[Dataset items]
====
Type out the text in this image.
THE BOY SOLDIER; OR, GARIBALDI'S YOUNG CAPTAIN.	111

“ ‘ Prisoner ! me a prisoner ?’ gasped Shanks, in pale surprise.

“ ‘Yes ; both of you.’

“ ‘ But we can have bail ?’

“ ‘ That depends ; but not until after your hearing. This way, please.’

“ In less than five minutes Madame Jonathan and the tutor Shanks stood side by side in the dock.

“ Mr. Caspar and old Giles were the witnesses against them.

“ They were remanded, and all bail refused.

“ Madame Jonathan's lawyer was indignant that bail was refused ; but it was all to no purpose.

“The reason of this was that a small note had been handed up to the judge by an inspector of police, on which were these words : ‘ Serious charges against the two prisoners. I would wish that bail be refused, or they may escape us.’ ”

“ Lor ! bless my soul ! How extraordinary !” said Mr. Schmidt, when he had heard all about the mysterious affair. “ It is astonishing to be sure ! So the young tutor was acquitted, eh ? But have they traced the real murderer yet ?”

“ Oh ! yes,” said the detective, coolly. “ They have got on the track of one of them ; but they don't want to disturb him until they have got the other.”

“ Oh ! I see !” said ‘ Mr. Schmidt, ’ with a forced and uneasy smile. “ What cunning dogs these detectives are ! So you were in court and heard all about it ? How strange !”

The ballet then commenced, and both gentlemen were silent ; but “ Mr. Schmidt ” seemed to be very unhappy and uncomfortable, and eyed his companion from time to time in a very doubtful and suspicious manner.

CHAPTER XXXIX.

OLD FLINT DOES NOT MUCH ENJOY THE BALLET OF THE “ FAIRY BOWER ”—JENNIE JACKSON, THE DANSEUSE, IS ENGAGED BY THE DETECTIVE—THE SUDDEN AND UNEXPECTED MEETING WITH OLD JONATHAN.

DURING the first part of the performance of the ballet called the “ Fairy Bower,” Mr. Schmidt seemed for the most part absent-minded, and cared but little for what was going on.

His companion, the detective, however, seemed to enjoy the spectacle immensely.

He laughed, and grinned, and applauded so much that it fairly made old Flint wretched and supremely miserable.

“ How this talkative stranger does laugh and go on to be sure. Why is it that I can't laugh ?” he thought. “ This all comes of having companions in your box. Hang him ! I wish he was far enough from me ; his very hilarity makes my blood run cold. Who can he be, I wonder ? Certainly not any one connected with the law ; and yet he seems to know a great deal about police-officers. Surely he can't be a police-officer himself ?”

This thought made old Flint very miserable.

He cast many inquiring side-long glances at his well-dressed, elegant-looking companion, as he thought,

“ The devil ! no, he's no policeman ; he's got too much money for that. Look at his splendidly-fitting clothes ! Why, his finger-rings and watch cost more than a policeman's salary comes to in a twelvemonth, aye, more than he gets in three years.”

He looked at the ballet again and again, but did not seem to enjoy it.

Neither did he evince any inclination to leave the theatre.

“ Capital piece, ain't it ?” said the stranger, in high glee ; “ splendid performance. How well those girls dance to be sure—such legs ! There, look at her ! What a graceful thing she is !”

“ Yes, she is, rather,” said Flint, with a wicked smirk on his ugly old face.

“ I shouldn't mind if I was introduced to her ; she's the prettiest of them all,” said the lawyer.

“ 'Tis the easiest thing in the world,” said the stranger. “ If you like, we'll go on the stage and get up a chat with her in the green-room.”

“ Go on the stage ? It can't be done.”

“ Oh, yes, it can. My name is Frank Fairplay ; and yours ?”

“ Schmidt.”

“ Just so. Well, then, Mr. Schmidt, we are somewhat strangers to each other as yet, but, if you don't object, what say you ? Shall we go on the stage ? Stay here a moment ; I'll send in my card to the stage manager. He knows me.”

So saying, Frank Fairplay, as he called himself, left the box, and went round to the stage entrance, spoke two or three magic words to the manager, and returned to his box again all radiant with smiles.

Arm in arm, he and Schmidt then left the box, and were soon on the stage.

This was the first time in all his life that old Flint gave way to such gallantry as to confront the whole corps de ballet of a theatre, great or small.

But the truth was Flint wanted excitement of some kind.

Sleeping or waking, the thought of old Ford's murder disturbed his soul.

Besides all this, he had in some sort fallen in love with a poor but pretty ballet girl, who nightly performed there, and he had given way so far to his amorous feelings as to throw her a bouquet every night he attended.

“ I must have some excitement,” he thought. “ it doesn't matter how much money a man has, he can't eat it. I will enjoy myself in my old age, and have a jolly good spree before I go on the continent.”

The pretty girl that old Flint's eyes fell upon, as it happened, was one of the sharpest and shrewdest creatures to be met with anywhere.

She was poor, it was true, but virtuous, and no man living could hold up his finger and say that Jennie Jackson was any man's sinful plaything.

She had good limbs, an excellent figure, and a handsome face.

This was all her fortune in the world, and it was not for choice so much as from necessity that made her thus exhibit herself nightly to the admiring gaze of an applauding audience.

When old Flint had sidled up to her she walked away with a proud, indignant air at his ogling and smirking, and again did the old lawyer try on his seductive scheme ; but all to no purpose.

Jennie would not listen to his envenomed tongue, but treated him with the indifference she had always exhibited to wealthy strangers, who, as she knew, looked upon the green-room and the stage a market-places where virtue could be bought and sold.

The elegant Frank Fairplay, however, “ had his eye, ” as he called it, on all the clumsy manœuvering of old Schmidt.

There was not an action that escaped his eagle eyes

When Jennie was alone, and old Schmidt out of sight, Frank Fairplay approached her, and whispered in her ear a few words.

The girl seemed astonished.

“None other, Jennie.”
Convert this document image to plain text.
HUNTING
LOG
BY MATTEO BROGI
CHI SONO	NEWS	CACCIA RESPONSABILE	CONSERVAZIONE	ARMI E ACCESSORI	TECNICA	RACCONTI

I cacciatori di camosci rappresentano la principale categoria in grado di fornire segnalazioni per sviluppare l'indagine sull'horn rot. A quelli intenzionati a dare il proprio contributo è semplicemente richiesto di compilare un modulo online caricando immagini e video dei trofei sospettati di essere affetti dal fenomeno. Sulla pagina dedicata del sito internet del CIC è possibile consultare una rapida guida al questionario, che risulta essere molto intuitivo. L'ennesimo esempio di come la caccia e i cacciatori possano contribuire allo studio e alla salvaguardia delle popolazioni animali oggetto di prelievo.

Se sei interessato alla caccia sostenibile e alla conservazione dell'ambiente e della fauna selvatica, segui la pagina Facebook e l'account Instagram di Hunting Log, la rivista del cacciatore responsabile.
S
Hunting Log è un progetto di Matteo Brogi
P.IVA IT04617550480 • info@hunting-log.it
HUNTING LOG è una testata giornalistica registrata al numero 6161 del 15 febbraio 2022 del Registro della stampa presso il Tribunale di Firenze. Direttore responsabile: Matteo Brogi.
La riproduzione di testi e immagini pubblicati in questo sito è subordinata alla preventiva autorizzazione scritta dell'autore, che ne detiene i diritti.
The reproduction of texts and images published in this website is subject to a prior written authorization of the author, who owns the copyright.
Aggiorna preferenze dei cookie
====
* [WHAT YOU HAVE TO DO]: Search the lines above for the string "Shanks", then show every one that has it.

* [COMPLETE RESPONSE]:
“ ‘ Prisoner ! me a prisoner ?’ gasped Shanks, in pale surprise.
“ In less than five minutes Madame Jonathan and the tutor Shanks stood side by side in the dock.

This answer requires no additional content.